Data records
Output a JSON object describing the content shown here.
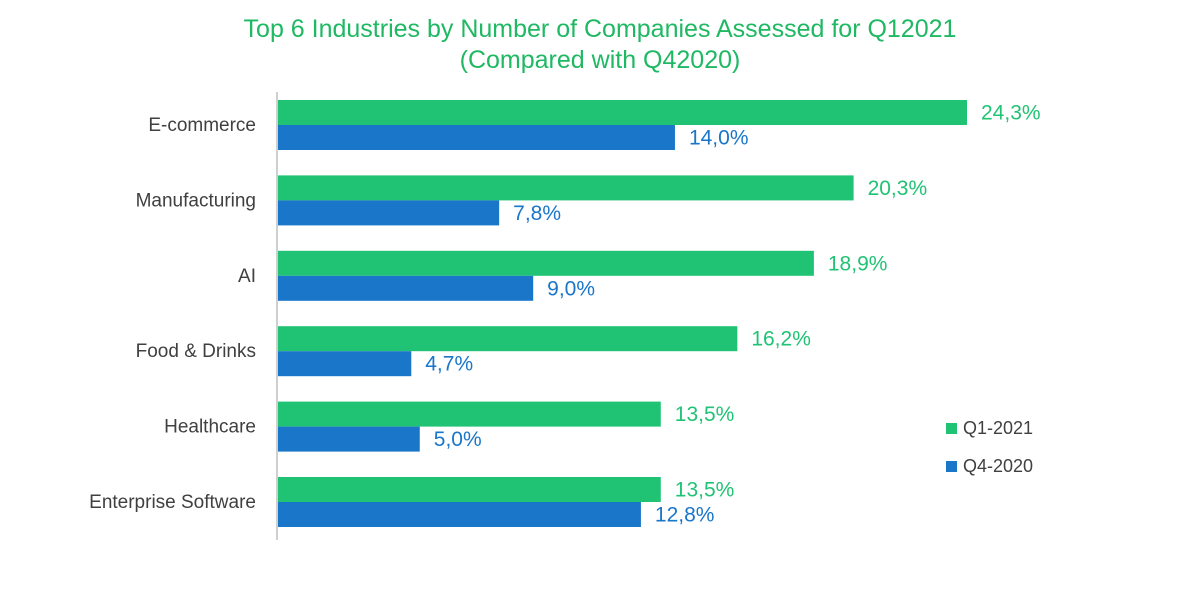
{
  "title_line1": "Top 6 Industries by Number of Companies Assessed for Q12021",
  "title_line2": "(Compared with Q42020)",
  "colors": {
    "title": "#1FB863",
    "q1": "#20C374",
    "q4": "#1A76C9",
    "axis": "#BFBFBF",
    "label": "#404040"
  },
  "chart_data": {
    "type": "bar",
    "orientation": "horizontal",
    "categories": [
      "E-commerce",
      "Manufacturing",
      "AI",
      "Food & Drinks",
      "Healthcare",
      "Enterprise Software"
    ],
    "series": [
      {
        "name": "Q1-2021",
        "values": [
          24.3,
          20.3,
          18.9,
          16.2,
          13.5,
          13.5
        ],
        "labels": [
          "24,3%",
          "20,3%",
          "18,9%",
          "16,2%",
          "13,5%",
          "13,5%"
        ]
      },
      {
        "name": "Q4-2020",
        "values": [
          14.0,
          7.8,
          9.0,
          4.7,
          5.0,
          12.8
        ],
        "labels": [
          "14,0%",
          "7,8%",
          "9,0%",
          "4,7%",
          "5,0%",
          "12,8%"
        ]
      }
    ],
    "xlim": [
      0,
      30
    ],
    "grid": false,
    "legend_position": "right"
  }
}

■ **WHAT IS NEEDED**: Leave out the pictures and restate everything else word for word.

■ **SOLUTION**:
Output a JSON object describing the content shown here.
{
  "title_line1": "Top 6 Industries by Number of Companies Assessed for Q12021",
  "title_line2": "(Compared with Q42020)",
  "colors": {
    "title": "#1FB863",
    "q1": "#20C374",
    "q4": "#1A76C9",
    "axis": "#BFBFBF",
    "label": "#404040"
  },
  "chart_data": {
    "type": "bar",
    "orientation": "horizontal",
    "categories": [
      "E-commerce",
      "Manufacturing",
      "AI",
      "Food & Drinks",
      "Healthcare",
      "Enterprise Software"
    ],
    "series": [
      {
        "name": "Q1-2021",
        "values": [
          24.3,
          20.3,
          18.9,
          16.2,
          13.5,
          13.5
        ],
        "labels": [
          "24,3%",
          "20,3%",
          "18,9%",
          "16,2%",
          "13,5%",
          "13,5%"
        ]
      },
      {
        "name": "Q4-2020",
        "values": [
          14.0,
          7.8,
          9.0,
          4.7,
          5.0,
          12.8
        ],
        "labels": [
          "14,0%",
          "7,8%",
          "9,0%",
          "4,7%",
          "5,0%",
          "12,8%"
        ]
      }
    ],
    "xlim": [
      0,
      30
    ],
    "grid": false,
    "legend_position": "right"
  }
}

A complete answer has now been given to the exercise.